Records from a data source

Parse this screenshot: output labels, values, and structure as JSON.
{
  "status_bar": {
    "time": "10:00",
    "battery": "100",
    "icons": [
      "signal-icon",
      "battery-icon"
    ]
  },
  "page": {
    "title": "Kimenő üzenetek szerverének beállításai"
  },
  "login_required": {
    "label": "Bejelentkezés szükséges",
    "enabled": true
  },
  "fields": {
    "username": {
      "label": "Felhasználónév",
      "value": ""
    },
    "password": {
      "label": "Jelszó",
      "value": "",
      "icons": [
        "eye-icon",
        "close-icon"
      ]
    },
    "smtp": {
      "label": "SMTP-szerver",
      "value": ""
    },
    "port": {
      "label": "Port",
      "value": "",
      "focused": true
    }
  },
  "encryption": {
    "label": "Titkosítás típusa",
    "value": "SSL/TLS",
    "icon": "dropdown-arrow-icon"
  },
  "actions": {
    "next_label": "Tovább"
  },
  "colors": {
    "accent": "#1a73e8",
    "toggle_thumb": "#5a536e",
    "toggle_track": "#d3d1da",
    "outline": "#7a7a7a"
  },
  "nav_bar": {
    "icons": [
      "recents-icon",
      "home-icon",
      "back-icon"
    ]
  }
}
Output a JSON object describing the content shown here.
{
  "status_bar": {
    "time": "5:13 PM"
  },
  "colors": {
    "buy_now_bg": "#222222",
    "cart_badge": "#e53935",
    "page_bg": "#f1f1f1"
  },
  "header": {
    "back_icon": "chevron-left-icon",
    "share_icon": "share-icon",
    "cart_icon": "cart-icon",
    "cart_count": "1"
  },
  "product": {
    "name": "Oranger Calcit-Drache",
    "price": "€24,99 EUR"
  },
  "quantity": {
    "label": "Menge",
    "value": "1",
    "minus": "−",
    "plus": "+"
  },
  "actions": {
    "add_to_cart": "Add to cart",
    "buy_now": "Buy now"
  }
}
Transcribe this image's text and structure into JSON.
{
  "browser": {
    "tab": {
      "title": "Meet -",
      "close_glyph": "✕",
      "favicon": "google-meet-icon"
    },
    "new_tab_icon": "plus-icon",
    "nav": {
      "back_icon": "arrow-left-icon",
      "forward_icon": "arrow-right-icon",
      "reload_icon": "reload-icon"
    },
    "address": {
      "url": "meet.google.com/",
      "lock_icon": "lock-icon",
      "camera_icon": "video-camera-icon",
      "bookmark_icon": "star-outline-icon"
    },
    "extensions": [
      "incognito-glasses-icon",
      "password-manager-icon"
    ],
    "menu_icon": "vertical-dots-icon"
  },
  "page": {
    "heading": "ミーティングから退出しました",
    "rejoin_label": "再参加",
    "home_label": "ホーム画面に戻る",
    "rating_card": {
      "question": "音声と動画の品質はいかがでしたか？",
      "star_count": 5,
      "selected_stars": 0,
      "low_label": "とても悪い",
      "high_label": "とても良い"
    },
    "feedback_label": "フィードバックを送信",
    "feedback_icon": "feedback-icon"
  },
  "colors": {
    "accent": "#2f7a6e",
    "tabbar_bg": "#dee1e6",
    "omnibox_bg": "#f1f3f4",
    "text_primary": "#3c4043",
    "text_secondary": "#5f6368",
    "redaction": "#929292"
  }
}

__AIM__
Print the material verbatim, all of it.

__TASK ANSWER__
Parse this screenshot: output labels, values, and structure as JSON.
{
  "status_bar": {
    "time": "10:00",
    "battery": "100",
    "icons": [
      "signal-icon",
      "battery-icon"
    ]
  },
  "page": {
    "title": "Kimenő üzenetek szerverének beállításai"
  },
  "login_required": {
    "label": "Bejelentkezés szükséges",
    "enabled": true
  },
  "fields": {
    "username": {
      "label": "Felhasználónév",
      "value": ""
    },
    "password": {
      "label": "Jelszó",
      "value": "",
      "icons": [
        "eye-icon",
        "close-icon"
      ]
    },
    "smtp": {
      "label": "SMTP-szerver",
      "value": ""
    },
    "port": {
      "label": "Port",
      "value": "",
      "focused": true
    }
  },
  "encryption": {
    "label": "Titkosítás típusa",
    "value": "SSL/TLS",
    "icon": "dropdown-arrow-icon"
  },
  "actions": {
    "next_label": "Tovább"
  },
  "colors": {
    "accent": "#1a73e8",
    "toggle_thumb": "#5a536e",
    "toggle_track": "#d3d1da",
    "outline": "#7a7a7a"
  },
  "nav_bar": {
    "icons": [
      "recents-icon",
      "home-icon",
      "back-icon"
    ]
  }
}
Output a JSON object describing the content shown here.
{
  "status_bar": {
    "time": "5:13 PM"
  },
  "colors": {
    "buy_now_bg": "#222222",
    "cart_badge": "#e53935",
    "page_bg": "#f1f1f1"
  },
  "header": {
    "back_icon": "chevron-left-icon",
    "share_icon": "share-icon",
    "cart_icon": "cart-icon",
    "cart_count": "1"
  },
  "product": {
    "name": "Oranger Calcit-Drache",
    "price": "€24,99 EUR"
  },
  "quantity": {
    "label": "Menge",
    "value": "1",
    "minus": "−",
    "plus": "+"
  },
  "actions": {
    "add_to_cart": "Add to cart",
    "buy_now": "Buy now"
  }
}
Transcribe this image's text and structure into JSON.
{
  "browser": {
    "tab": {
      "title": "Meet -",
      "close_glyph": "✕",
      "favicon": "google-meet-icon"
    },
    "new_tab_icon": "plus-icon",
    "nav": {
      "back_icon": "arrow-left-icon",
      "forward_icon": "arrow-right-icon",
      "reload_icon": "reload-icon"
    },
    "address": {
      "url": "meet.google.com/",
      "lock_icon": "lock-icon",
      "camera_icon": "video-camera-icon",
      "bookmark_icon": "star-outline-icon"
    },
    "extensions": [
      "incognito-glasses-icon",
      "password-manager-icon"
    ],
    "menu_icon": "vertical-dots-icon"
  },
  "page": {
    "heading": "ミーティングから退出しました",
    "rejoin_label": "再参加",
    "home_label": "ホーム画面に戻る",
    "rating_card": {
      "question": "音声と動画の品質はいかがでしたか？",
      "star_count": 5,
      "selected_stars": 0,
      "low_label": "とても悪い",
      "high_label": "とても良い"
    },
    "feedback_label": "フィードバックを送信",
    "feedback_icon": "feedback-icon"
  },
  "colors": {
    "accent": "#2f7a6e",
    "tabbar_bg": "#dee1e6",
    "omnibox_bg": "#f1f3f4",
    "text_primary": "#3c4043",
    "text_secondary": "#5f6368",
    "redaction": "#929292"
  }
}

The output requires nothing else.